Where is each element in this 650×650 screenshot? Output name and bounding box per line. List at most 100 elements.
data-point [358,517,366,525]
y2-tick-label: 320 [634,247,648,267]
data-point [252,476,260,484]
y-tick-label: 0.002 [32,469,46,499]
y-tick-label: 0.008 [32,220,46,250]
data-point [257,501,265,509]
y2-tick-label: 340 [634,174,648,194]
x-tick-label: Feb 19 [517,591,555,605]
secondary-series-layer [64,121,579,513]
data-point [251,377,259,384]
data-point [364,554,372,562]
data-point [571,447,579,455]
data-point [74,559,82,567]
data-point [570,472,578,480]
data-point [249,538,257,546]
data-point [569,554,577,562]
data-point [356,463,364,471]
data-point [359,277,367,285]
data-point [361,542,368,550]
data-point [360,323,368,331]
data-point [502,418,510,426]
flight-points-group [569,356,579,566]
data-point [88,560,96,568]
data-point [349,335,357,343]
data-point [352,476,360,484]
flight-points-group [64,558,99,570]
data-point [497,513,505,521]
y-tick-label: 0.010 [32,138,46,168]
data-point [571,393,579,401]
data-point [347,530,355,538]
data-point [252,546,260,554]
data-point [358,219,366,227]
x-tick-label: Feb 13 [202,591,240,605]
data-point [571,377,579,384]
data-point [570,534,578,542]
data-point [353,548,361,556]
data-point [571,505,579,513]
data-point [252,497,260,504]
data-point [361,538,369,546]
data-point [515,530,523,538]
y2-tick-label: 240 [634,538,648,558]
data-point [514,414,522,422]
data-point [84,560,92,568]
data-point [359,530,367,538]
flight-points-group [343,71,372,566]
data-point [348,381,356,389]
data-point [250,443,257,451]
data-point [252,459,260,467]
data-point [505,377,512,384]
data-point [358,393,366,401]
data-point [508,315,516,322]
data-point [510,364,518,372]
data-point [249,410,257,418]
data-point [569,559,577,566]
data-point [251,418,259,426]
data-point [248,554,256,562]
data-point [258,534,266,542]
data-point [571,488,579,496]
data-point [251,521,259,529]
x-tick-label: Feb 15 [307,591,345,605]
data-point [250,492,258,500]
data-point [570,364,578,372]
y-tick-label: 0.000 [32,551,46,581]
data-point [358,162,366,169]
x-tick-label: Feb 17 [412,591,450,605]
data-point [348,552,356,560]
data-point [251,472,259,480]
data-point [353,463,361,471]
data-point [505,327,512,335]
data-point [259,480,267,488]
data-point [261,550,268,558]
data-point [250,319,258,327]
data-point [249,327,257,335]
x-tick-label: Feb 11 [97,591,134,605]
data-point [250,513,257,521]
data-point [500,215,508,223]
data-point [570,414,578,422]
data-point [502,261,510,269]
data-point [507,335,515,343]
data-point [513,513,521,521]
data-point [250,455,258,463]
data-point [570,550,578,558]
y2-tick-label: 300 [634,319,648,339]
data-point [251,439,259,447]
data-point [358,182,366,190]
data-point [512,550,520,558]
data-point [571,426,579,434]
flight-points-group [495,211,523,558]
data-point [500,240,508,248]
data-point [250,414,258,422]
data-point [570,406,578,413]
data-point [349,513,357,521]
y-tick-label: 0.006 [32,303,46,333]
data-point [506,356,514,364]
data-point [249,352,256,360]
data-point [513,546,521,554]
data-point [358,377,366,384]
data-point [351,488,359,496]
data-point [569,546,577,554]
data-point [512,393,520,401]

○ ○ ○ ○ ○ ○ ○

### Task details:
Please edit the records above so that every "flight-points-group" becomes "flight-point-cluster", and leave everything else as it is.

### Solution for this task:
Where is each element in this 650×650 screenshot? Output name and bounding box per line. List at most 100 elements.
data-point [358,517,366,525]
y2-tick-label: 320 [634,247,648,267]
data-point [252,476,260,484]
y-tick-label: 0.002 [32,469,46,499]
y-tick-label: 0.008 [32,220,46,250]
data-point [257,501,265,509]
y2-tick-label: 340 [634,174,648,194]
x-tick-label: Feb 19 [517,591,555,605]
secondary-series-layer [64,121,579,513]
data-point [251,377,259,384]
data-point [364,554,372,562]
data-point [571,447,579,455]
data-point [74,559,82,567]
data-point [570,472,578,480]
data-point [249,538,257,546]
data-point [569,554,577,562]
data-point [356,463,364,471]
data-point [359,277,367,285]
data-point [361,542,368,550]
data-point [360,323,368,331]
data-point [502,418,510,426]
flight-point-cluster [569,356,579,566]
data-point [88,560,96,568]
data-point [349,335,357,343]
data-point [352,476,360,484]
flight-point-cluster [64,558,99,570]
data-point [497,513,505,521]
y-tick-label: 0.010 [32,138,46,168]
data-point [571,393,579,401]
data-point [347,530,355,538]
data-point [252,546,260,554]
data-point [358,219,366,227]
x-tick-label: Feb 13 [202,591,240,605]
data-point [571,377,579,384]
data-point [570,534,578,542]
data-point [353,548,361,556]
data-point [571,505,579,513]
data-point [252,497,260,504]
data-point [361,538,369,546]
data-point [515,530,523,538]
y2-tick-label: 240 [634,538,648,558]
data-point [514,414,522,422]
data-point [84,560,92,568]
data-point [359,530,367,538]
flight-point-cluster [343,71,372,566]
data-point [348,381,356,389]
data-point [250,443,257,451]
data-point [252,459,260,467]
data-point [505,377,512,384]
data-point [358,393,366,401]
data-point [508,315,516,322]
data-point [510,364,518,372]
data-point [249,410,257,418]
data-point [569,559,577,566]
data-point [251,418,259,426]
data-point [248,554,256,562]
data-point [258,534,266,542]
data-point [571,488,579,496]
data-point [251,521,259,529]
x-tick-label: Feb 15 [307,591,345,605]
data-point [250,492,258,500]
data-point [570,364,578,372]
y-tick-label: 0.000 [32,551,46,581]
data-point [358,162,366,169]
x-tick-label: Feb 17 [412,591,450,605]
data-point [348,552,356,560]
data-point [251,472,259,480]
data-point [353,463,361,471]
data-point [505,327,512,335]
data-point [259,480,267,488]
data-point [261,550,268,558]
data-point [250,319,258,327]
data-point [249,327,257,335]
x-tick-label: Feb 11 [97,591,134,605]
data-point [250,513,257,521]
data-point [500,215,508,223]
data-point [570,414,578,422]
data-point [502,261,510,269]
data-point [507,335,515,343]
data-point [513,513,521,521]
data-point [250,455,258,463]
data-point [570,550,578,558]
y2-tick-label: 300 [634,319,648,339]
data-point [251,439,259,447]
data-point [358,182,366,190]
data-point [512,550,520,558]
data-point [571,426,579,434]
flight-point-cluster [495,211,523,558]
data-point [500,240,508,248]
data-point [250,414,258,422]
data-point [570,406,578,413]
data-point [349,513,357,521]
y-tick-label: 0.006 [32,303,46,333]
data-point [506,356,514,364]
data-point [249,352,256,360]
data-point [513,546,521,554]
data-point [358,377,366,384]
data-point [351,488,359,496]
data-point [569,546,577,554]
data-point [512,393,520,401]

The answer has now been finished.